— EXERCISE TEXT —
+++

Me: Ugh. Something I ate this morning didn’t agree with me.
[Inside my stomach]
Chicken Quesadilla: “The Notebook” was an overrated film.
Sir. Your burrito is $5.97. With guacamole, your total comes to $386,932.32
[panting, 5 minutes into sex] It’s okay, just go on without me
The groom watches his bride slowly raise the hem of her beautiful lace gown in preparation for the garter game revealing a giant pair of shiny red clown shoes and suddenly the line about “in circus and in health” made perfect sense.
Educated Twitter about to come and differentiate for us between an earthquake and tremor.
We don’t care…as long as there is shaking.
[blind date]
HER: I’m a ghost writer
ME {trying not to look too scared}: When did you die?
Good for you, the 3 people trying to keep MySpace alive. Good. For. You.
The Indian version of “How I Met Your Mother”is just a single episode called “I Met Her At Our Wedding”.

+++

— Page layout parsing data —

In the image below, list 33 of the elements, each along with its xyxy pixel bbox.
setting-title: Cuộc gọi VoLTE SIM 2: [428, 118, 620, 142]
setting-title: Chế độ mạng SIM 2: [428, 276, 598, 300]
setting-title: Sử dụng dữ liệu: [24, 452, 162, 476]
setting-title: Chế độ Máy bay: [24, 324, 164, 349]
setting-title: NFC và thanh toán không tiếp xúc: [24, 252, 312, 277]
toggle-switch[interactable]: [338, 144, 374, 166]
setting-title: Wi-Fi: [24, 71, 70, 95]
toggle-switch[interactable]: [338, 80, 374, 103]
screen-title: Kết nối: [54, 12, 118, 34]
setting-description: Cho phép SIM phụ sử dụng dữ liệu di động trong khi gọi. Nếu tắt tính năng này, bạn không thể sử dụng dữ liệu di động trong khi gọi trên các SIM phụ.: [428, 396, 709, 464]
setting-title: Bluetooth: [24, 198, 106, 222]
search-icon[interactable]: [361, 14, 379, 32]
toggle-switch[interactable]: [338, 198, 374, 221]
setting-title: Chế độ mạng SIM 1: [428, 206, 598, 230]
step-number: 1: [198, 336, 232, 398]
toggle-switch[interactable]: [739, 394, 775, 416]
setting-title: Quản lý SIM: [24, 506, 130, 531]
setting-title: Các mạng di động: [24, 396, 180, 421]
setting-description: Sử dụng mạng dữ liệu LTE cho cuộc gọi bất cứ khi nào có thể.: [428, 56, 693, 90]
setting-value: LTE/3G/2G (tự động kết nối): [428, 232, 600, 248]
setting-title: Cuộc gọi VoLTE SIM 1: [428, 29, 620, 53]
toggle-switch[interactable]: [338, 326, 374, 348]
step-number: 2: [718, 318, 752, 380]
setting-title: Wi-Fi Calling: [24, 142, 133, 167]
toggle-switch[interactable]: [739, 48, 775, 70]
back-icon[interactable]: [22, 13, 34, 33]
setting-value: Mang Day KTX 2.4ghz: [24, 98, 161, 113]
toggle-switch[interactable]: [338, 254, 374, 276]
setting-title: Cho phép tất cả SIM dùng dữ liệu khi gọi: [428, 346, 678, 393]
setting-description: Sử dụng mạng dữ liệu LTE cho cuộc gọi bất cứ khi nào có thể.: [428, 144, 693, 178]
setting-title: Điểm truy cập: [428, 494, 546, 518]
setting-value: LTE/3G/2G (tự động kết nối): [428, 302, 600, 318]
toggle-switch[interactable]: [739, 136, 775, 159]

+++

— ACTIVITIES —
• a. In the joke collection, what is the price of the burrito before guacamole is added?
• b. Reproduce the part of the joke collection that opens with the words containing "Educated Twitter about" and closes with "did you die?".

— EXERCISE ANSWERS —
• a. $5.97

• b.
Educated Twitter about to come and differentiate for us between an earthquake and tremor.
We don’t care…as long as there is shaking.
[blind date]
HER: I’m a ghost writer
ME {trying not to look too scared}: When did you die?